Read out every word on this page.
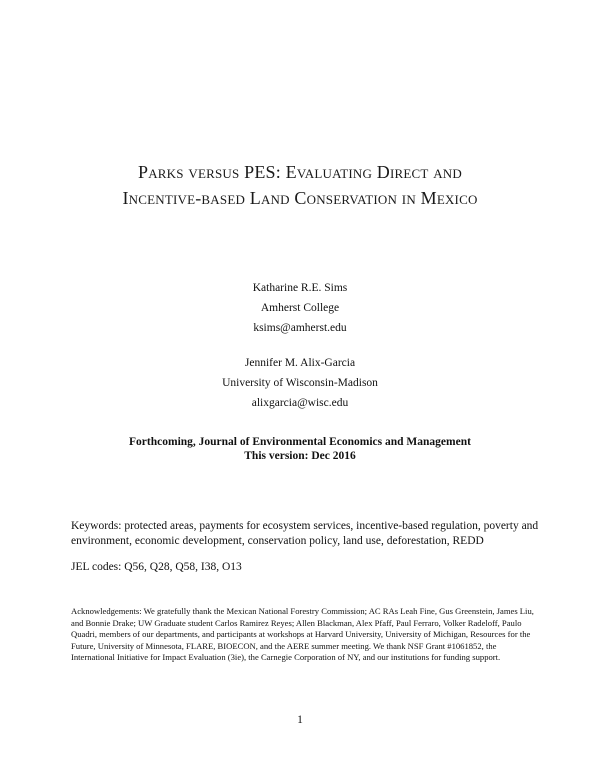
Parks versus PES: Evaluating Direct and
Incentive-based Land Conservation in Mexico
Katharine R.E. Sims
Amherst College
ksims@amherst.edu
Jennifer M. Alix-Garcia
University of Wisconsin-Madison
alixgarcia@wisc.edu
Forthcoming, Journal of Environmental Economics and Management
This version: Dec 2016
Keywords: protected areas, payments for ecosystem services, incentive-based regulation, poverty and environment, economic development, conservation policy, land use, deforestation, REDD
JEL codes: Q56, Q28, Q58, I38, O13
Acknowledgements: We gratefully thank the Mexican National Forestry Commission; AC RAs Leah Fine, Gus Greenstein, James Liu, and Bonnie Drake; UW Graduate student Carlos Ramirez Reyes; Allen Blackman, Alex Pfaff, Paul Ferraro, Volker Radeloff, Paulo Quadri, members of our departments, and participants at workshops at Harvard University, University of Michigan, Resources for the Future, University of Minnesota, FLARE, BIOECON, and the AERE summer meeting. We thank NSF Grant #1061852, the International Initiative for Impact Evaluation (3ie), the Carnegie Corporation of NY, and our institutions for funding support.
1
────────────────────────────────────────
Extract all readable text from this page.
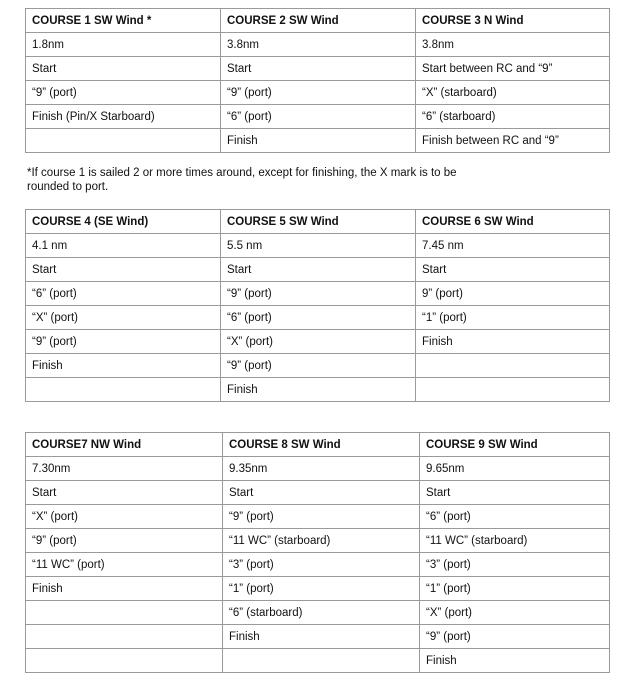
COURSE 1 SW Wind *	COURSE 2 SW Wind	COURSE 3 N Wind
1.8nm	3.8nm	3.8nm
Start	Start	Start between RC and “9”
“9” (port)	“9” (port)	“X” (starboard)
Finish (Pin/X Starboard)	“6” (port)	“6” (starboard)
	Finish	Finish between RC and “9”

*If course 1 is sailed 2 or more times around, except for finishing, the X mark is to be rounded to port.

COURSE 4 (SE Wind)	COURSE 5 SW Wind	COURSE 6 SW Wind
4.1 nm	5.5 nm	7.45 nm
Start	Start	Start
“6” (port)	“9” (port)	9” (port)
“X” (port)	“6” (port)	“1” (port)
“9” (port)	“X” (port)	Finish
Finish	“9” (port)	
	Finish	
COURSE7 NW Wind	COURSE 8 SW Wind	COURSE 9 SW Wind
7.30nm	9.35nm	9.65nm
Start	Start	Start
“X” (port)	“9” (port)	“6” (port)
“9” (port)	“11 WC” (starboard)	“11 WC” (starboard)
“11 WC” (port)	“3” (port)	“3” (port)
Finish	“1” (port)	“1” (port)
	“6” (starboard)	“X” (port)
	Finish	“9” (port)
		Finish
────────────────────────────────────────
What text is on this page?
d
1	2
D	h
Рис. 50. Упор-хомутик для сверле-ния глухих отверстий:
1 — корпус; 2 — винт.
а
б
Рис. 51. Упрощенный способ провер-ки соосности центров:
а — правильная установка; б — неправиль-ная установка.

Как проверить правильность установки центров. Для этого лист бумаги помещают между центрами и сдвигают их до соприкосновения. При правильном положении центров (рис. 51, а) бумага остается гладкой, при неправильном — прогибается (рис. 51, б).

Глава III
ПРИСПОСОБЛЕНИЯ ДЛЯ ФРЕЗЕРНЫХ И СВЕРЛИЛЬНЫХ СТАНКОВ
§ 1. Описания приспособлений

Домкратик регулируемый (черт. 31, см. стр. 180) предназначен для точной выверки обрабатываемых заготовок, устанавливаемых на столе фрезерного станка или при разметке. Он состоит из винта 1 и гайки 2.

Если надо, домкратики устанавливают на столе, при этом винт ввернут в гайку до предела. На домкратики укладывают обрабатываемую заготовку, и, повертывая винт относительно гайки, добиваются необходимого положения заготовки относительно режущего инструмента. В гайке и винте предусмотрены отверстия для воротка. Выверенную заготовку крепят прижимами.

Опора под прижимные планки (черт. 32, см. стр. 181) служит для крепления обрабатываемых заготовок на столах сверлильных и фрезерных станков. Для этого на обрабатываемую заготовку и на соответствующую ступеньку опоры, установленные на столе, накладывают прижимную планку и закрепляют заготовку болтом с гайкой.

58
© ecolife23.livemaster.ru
────────────────────────────────────────
▶ **Exercise requirements**
Every line of the listing that holds "based" should be found and copied.

▶ **Final result**
Incentive-based Land Conservation in Mexico
Keywords: protected areas, payments for ecosystem services, incentive-based regulation, poverty and environment, economic development, conservation policy, land use, deforestation, REDD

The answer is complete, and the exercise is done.